• Your instructions
Keep the pictures out of the copy and repeat the records exactly.

[Entries from a visual dataset]
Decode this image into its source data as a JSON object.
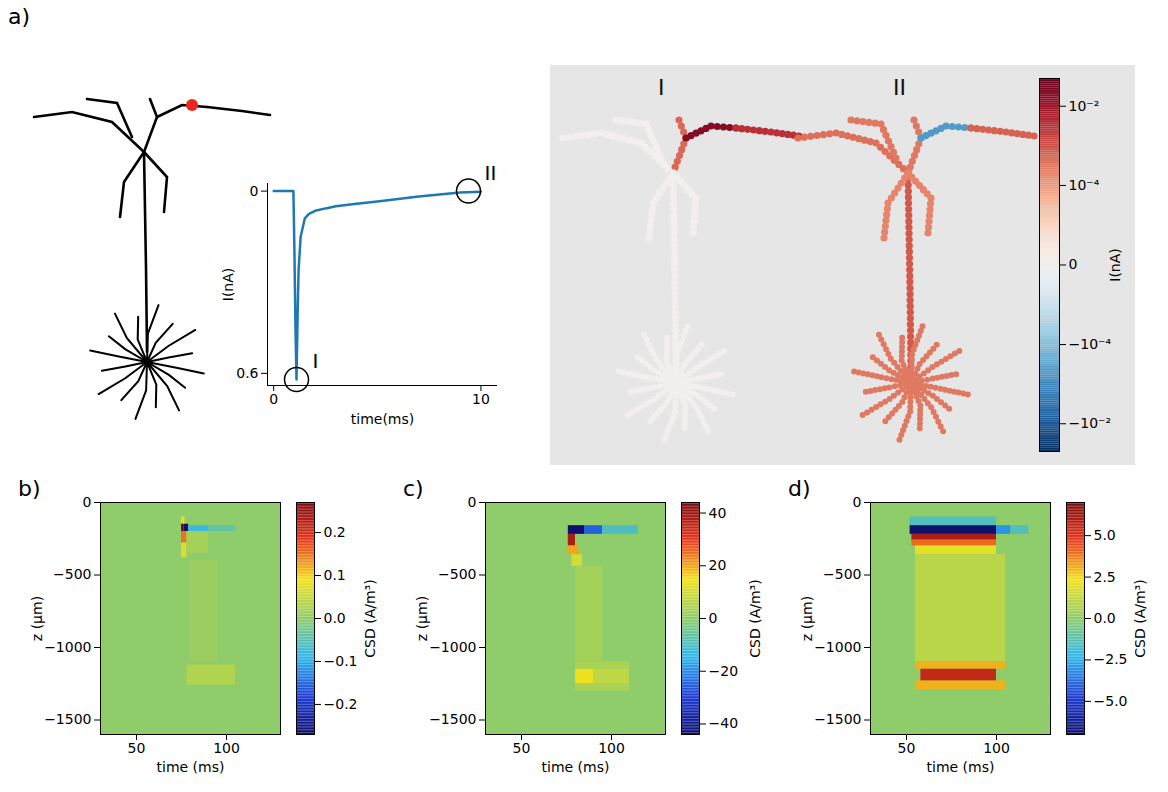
{
  "chart_data": [
    {
      "panel": "a)",
      "type": "line",
      "x_label": "time(ms)",
      "y_label": "I(nA)",
      "x": [
        0,
        0.5,
        0.9,
        0.95,
        1.0,
        1.05,
        1.1,
        1.15,
        1.2,
        1.3,
        1.5,
        1.7,
        2.0,
        2.5,
        3,
        4,
        5,
        6,
        7,
        8,
        9,
        10
      ],
      "values": [
        0,
        0,
        0,
        0,
        0.2,
        0.45,
        0.62,
        0.42,
        0.26,
        0.15,
        0.09,
        0.075,
        0.065,
        0.057,
        0.05,
        0.042,
        0.034,
        0.026,
        0.018,
        0.011,
        0.005,
        0.002
      ],
      "color": "#1f77b4",
      "xlim": [
        -0.3,
        10.8
      ],
      "ylim": [
        0.64,
        -0.025
      ],
      "xticks": [
        0,
        10
      ],
      "yticks": [
        0,
        0.6
      ],
      "annotations": [
        {
          "text": "I",
          "x": 1.1,
          "y": 0.62
        },
        {
          "text": "II",
          "x": 9.4,
          "y": 0.0
        }
      ]
    },
    {
      "type": "morphology",
      "states": [
        {
          "name": "I",
          "values": [
            0,
            0,
            0,
            0.0005,
            0.02,
            0.003,
            0,
            0,
            0
          ]
        },
        {
          "name": "II",
          "values": [
            0.0008,
            0.0004,
            0.0003,
            0.0003,
            -0.0005,
            0.0006,
            0.0002,
            0.0002,
            0.0003
          ]
        }
      ],
      "colorbar": {
        "label": "I(nA)",
        "range": [
          -0.05,
          0.05
        ],
        "log": true,
        "ticks": [
          {
            "value": 0.01,
            "label": "10⁻²"
          },
          {
            "value": 0.0001,
            "label": "10⁻⁴"
          },
          0,
          {
            "value": -0.0001,
            "label": "−10⁻⁴"
          },
          {
            "value": -0.01,
            "label": "−10⁻²"
          }
        ]
      }
    },
    {
      "panel": "b)",
      "type": "heatmap",
      "x_label": "time (ms)",
      "y_label": "z (μm)",
      "xlim": [
        30,
        130
      ],
      "ylim": [
        -1600,
        0
      ],
      "xticks": [
        50,
        100
      ],
      "yticks": [
        0,
        -500,
        -1000,
        -1500
      ],
      "cells": [
        {
          "t": [
            30,
            130
          ],
          "z": [
            -1600,
            0
          ],
          "value": 0
        },
        {
          "t": [
            75,
            77
          ],
          "z": [
            -100,
            -150
          ],
          "value": 0.08
        },
        {
          "t": [
            75,
            76.5
          ],
          "z": [
            -150,
            -200
          ],
          "value": 0.27
        },
        {
          "t": [
            76.5,
            79
          ],
          "z": [
            -150,
            -200
          ],
          "value": -0.27
        },
        {
          "t": [
            79,
            90
          ],
          "z": [
            -160,
            -200
          ],
          "value": -0.08
        },
        {
          "t": [
            90,
            105
          ],
          "z": [
            -160,
            -200
          ],
          "value": -0.04
        },
        {
          "t": [
            75,
            78
          ],
          "z": [
            -200,
            -280
          ],
          "value": 0.15
        },
        {
          "t": [
            75,
            78
          ],
          "z": [
            -280,
            -380
          ],
          "value": 0.07
        },
        {
          "t": [
            78,
            90
          ],
          "z": [
            -200,
            -350
          ],
          "value": 0.02
        },
        {
          "t": [
            80,
            95
          ],
          "z": [
            -400,
            -1100
          ],
          "value": 0.01
        },
        {
          "t": [
            78,
            105
          ],
          "z": [
            -1120,
            -1260
          ],
          "value": 0.03
        }
      ],
      "colorbar": {
        "label": "CSD (A/m³)",
        "range": [
          -0.27,
          0.27
        ],
        "ticks": [
          -0.2,
          -0.1,
          {
            "value": 0,
            "label": "0.0"
          },
          0.1,
          0.2
        ]
      }
    },
    {
      "panel": "c)",
      "type": "heatmap",
      "x_label": "time (ms)",
      "y_label": "z (μm)",
      "xlim": [
        30,
        130
      ],
      "ylim": [
        -1600,
        0
      ],
      "xticks": [
        50,
        100
      ],
      "yticks": [
        0,
        -500,
        -1000,
        -1500
      ],
      "cells": [
        {
          "t": [
            30,
            130
          ],
          "z": [
            -1600,
            0
          ],
          "value": 0
        },
        {
          "t": [
            76,
            85
          ],
          "z": [
            -160,
            -220
          ],
          "value": -44
        },
        {
          "t": [
            85,
            95
          ],
          "z": [
            -160,
            -220
          ],
          "value": -25
        },
        {
          "t": [
            95,
            115
          ],
          "z": [
            -160,
            -220
          ],
          "value": -10
        },
        {
          "t": [
            76,
            80
          ],
          "z": [
            -220,
            -300
          ],
          "value": 38
        },
        {
          "t": [
            76,
            82
          ],
          "z": [
            -300,
            -360
          ],
          "value": 20
        },
        {
          "t": [
            78,
            84
          ],
          "z": [
            -360,
            -440
          ],
          "value": 10
        },
        {
          "t": [
            80,
            95
          ],
          "z": [
            -440,
            -1100
          ],
          "value": 3
        },
        {
          "t": [
            80,
            110
          ],
          "z": [
            -1100,
            -1150
          ],
          "value": 4
        },
        {
          "t": [
            80,
            110
          ],
          "z": [
            -1250,
            -1300
          ],
          "value": 4
        },
        {
          "t": [
            80,
            90
          ],
          "z": [
            -1150,
            -1250
          ],
          "value": 14
        },
        {
          "t": [
            90,
            110
          ],
          "z": [
            -1150,
            -1250
          ],
          "value": 7
        }
      ],
      "colorbar": {
        "label": "CSD (A/m³)",
        "range": [
          -44,
          44
        ],
        "ticks": [
          -40,
          -20,
          0,
          20,
          40
        ]
      }
    },
    {
      "panel": "d)",
      "type": "heatmap",
      "x_label": "time (ms)",
      "y_label": "z (μm)",
      "xlim": [
        30,
        130
      ],
      "ylim": [
        -1600,
        0
      ],
      "xticks": [
        50,
        100
      ],
      "yticks": [
        0,
        -500,
        -1000,
        -1500
      ],
      "cells": [
        {
          "t": [
            30,
            130
          ],
          "z": [
            -1600,
            0
          ],
          "value": 0
        },
        {
          "t": [
            52,
            100
          ],
          "z": [
            -100,
            -160
          ],
          "value": -1.5
        },
        {
          "t": [
            52,
            100
          ],
          "z": [
            -160,
            -220
          ],
          "value": -7
        },
        {
          "t": [
            100,
            108
          ],
          "z": [
            -160,
            -220
          ],
          "value": -3
        },
        {
          "t": [
            108,
            118
          ],
          "z": [
            -160,
            -220
          ],
          "value": -1.5
        },
        {
          "t": [
            53,
            100
          ],
          "z": [
            -220,
            -260
          ],
          "value": 6
        },
        {
          "t": [
            53,
            100
          ],
          "z": [
            -260,
            -300
          ],
          "value": 4
        },
        {
          "t": [
            55,
            100
          ],
          "z": [
            -300,
            -360
          ],
          "value": 2
        },
        {
          "t": [
            55,
            105
          ],
          "z": [
            -360,
            -1100
          ],
          "value": 1
        },
        {
          "t": [
            55,
            105
          ],
          "z": [
            -1100,
            -1150
          ],
          "value": 3
        },
        {
          "t": [
            55,
            105
          ],
          "z": [
            -1230,
            -1290
          ],
          "value": 3
        },
        {
          "t": [
            58,
            100
          ],
          "z": [
            -1150,
            -1230
          ],
          "value": 5.5
        }
      ],
      "colorbar": {
        "label": "CSD (A/m³)",
        "range": [
          -7,
          7
        ],
        "ticks": [
          {
            "value": -5,
            "label": "−5.0"
          },
          -2.5,
          {
            "value": 0,
            "label": "0.0"
          },
          2.5,
          {
            "value": 5,
            "label": "5.0"
          }
        ]
      }
    }
  ]
}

• Task result
Decode this image into its source data as a JSON object.
{
  "chart_data": [
    {
      "panel": "a)",
      "type": "line",
      "x_label": "time(ms)",
      "y_label": "I(nA)",
      "x": [
        0,
        0.5,
        0.9,
        0.95,
        1.0,
        1.05,
        1.1,
        1.15,
        1.2,
        1.3,
        1.5,
        1.7,
        2.0,
        2.5,
        3,
        4,
        5,
        6,
        7,
        8,
        9,
        10
      ],
      "values": [
        0,
        0,
        0,
        0,
        0.2,
        0.45,
        0.62,
        0.42,
        0.26,
        0.15,
        0.09,
        0.075,
        0.065,
        0.057,
        0.05,
        0.042,
        0.034,
        0.026,
        0.018,
        0.011,
        0.005,
        0.002
      ],
      "color": "#1f77b4",
      "xlim": [
        -0.3,
        10.8
      ],
      "ylim": [
        0.64,
        -0.025
      ],
      "xticks": [
        0,
        10
      ],
      "yticks": [
        0,
        0.6
      ],
      "annotations": [
        {
          "text": "I",
          "x": 1.1,
          "y": 0.62
        },
        {
          "text": "II",
          "x": 9.4,
          "y": 0.0
        }
      ]
    },
    {
      "type": "morphology",
      "states": [
        {
          "name": "I",
          "values": [
            0,
            0,
            0,
            0.0005,
            0.02,
            0.003,
            0,
            0,
            0
          ]
        },
        {
          "name": "II",
          "values": [
            0.0008,
            0.0004,
            0.0003,
            0.0003,
            -0.0005,
            0.0006,
            0.0002,
            0.0002,
            0.0003
          ]
        }
      ],
      "colorbar": {
        "label": "I(nA)",
        "range": [
          -0.05,
          0.05
        ],
        "log": true,
        "ticks": [
          {
            "value": 0.01,
            "label": "10⁻²"
          },
          {
            "value": 0.0001,
            "label": "10⁻⁴"
          },
          0,
          {
            "value": -0.0001,
            "label": "−10⁻⁴"
          },
          {
            "value": -0.01,
            "label": "−10⁻²"
          }
        ]
      }
    },
    {
      "panel": "b)",
      "type": "heatmap",
      "x_label": "time (ms)",
      "y_label": "z (μm)",
      "xlim": [
        30,
        130
      ],
      "ylim": [
        -1600,
        0
      ],
      "xticks": [
        50,
        100
      ],
      "yticks": [
        0,
        -500,
        -1000,
        -1500
      ],
      "cells": [
        {
          "t": [
            30,
            130
          ],
          "z": [
            -1600,
            0
          ],
          "value": 0
        },
        {
          "t": [
            75,
            77
          ],
          "z": [
            -100,
            -150
          ],
          "value": 0.08
        },
        {
          "t": [
            75,
            76.5
          ],
          "z": [
            -150,
            -200
          ],
          "value": 0.27
        },
        {
          "t": [
            76.5,
            79
          ],
          "z": [
            -150,
            -200
          ],
          "value": -0.27
        },
        {
          "t": [
            79,
            90
          ],
          "z": [
            -160,
            -200
          ],
          "value": -0.08
        },
        {
          "t": [
            90,
            105
          ],
          "z": [
            -160,
            -200
          ],
          "value": -0.04
        },
        {
          "t": [
            75,
            78
          ],
          "z": [
            -200,
            -280
          ],
          "value": 0.15
        },
        {
          "t": [
            75,
            78
          ],
          "z": [
            -280,
            -380
          ],
          "value": 0.07
        },
        {
          "t": [
            78,
            90
          ],
          "z": [
            -200,
            -350
          ],
          "value": 0.02
        },
        {
          "t": [
            80,
            95
          ],
          "z": [
            -400,
            -1100
          ],
          "value": 0.01
        },
        {
          "t": [
            78,
            105
          ],
          "z": [
            -1120,
            -1260
          ],
          "value": 0.03
        }
      ],
      "colorbar": {
        "label": "CSD (A/m³)",
        "range": [
          -0.27,
          0.27
        ],
        "ticks": [
          -0.2,
          -0.1,
          {
            "value": 0,
            "label": "0.0"
          },
          0.1,
          0.2
        ]
      }
    },
    {
      "panel": "c)",
      "type": "heatmap",
      "x_label": "time (ms)",
      "y_label": "z (μm)",
      "xlim": [
        30,
        130
      ],
      "ylim": [
        -1600,
        0
      ],
      "xticks": [
        50,
        100
      ],
      "yticks": [
        0,
        -500,
        -1000,
        -1500
      ],
      "cells": [
        {
          "t": [
            30,
            130
          ],
          "z": [
            -1600,
            0
          ],
          "value": 0
        },
        {
          "t": [
            76,
            85
          ],
          "z": [
            -160,
            -220
          ],
          "value": -44
        },
        {
          "t": [
            85,
            95
          ],
          "z": [
            -160,
            -220
          ],
          "value": -25
        },
        {
          "t": [
            95,
            115
          ],
          "z": [
            -160,
            -220
          ],
          "value": -10
        },
        {
          "t": [
            76,
            80
          ],
          "z": [
            -220,
            -300
          ],
          "value": 38
        },
        {
          "t": [
            76,
            82
          ],
          "z": [
            -300,
            -360
          ],
          "value": 20
        },
        {
          "t": [
            78,
            84
          ],
          "z": [
            -360,
            -440
          ],
          "value": 10
        },
        {
          "t": [
            80,
            95
          ],
          "z": [
            -440,
            -1100
          ],
          "value": 3
        },
        {
          "t": [
            80,
            110
          ],
          "z": [
            -1100,
            -1150
          ],
          "value": 4
        },
        {
          "t": [
            80,
            110
          ],
          "z": [
            -1250,
            -1300
          ],
          "value": 4
        },
        {
          "t": [
            80,
            90
          ],
          "z": [
            -1150,
            -1250
          ],
          "value": 14
        },
        {
          "t": [
            90,
            110
          ],
          "z": [
            -1150,
            -1250
          ],
          "value": 7
        }
      ],
      "colorbar": {
        "label": "CSD (A/m³)",
        "range": [
          -44,
          44
        ],
        "ticks": [
          -40,
          -20,
          0,
          20,
          40
        ]
      }
    },
    {
      "panel": "d)",
      "type": "heatmap",
      "x_label": "time (ms)",
      "y_label": "z (μm)",
      "xlim": [
        30,
        130
      ],
      "ylim": [
        -1600,
        0
      ],
      "xticks": [
        50,
        100
      ],
      "yticks": [
        0,
        -500,
        -1000,
        -1500
      ],
      "cells": [
        {
          "t": [
            30,
            130
          ],
          "z": [
            -1600,
            0
          ],
          "value": 0
        },
        {
          "t": [
            52,
            100
          ],
          "z": [
            -100,
            -160
          ],
          "value": -1.5
        },
        {
          "t": [
            52,
            100
          ],
          "z": [
            -160,
            -220
          ],
          "value": -7
        },
        {
          "t": [
            100,
            108
          ],
          "z": [
            -160,
            -220
          ],
          "value": -3
        },
        {
          "t": [
            108,
            118
          ],
          "z": [
            -160,
            -220
          ],
          "value": -1.5
        },
        {
          "t": [
            53,
            100
          ],
          "z": [
            -220,
            -260
          ],
          "value": 6
        },
        {
          "t": [
            53,
            100
          ],
          "z": [
            -260,
            -300
          ],
          "value": 4
        },
        {
          "t": [
            55,
            100
          ],
          "z": [
            -300,
            -360
          ],
          "value": 2
        },
        {
          "t": [
            55,
            105
          ],
          "z": [
            -360,
            -1100
          ],
          "value": 1
        },
        {
          "t": [
            55,
            105
          ],
          "z": [
            -1100,
            -1150
          ],
          "value": 3
        },
        {
          "t": [
            55,
            105
          ],
          "z": [
            -1230,
            -1290
          ],
          "value": 3
        },
        {
          "t": [
            58,
            100
          ],
          "z": [
            -1150,
            -1230
          ],
          "value": 5.5
        }
      ],
      "colorbar": {
        "label": "CSD (A/m³)",
        "range": [
          -7,
          7
        ],
        "ticks": [
          {
            "value": -5,
            "label": "−5.0"
          },
          -2.5,
          {
            "value": 0,
            "label": "0.0"
          },
          2.5,
          {
            "value": 5,
            "label": "5.0"
          }
        ]
      }
    }
  ]
}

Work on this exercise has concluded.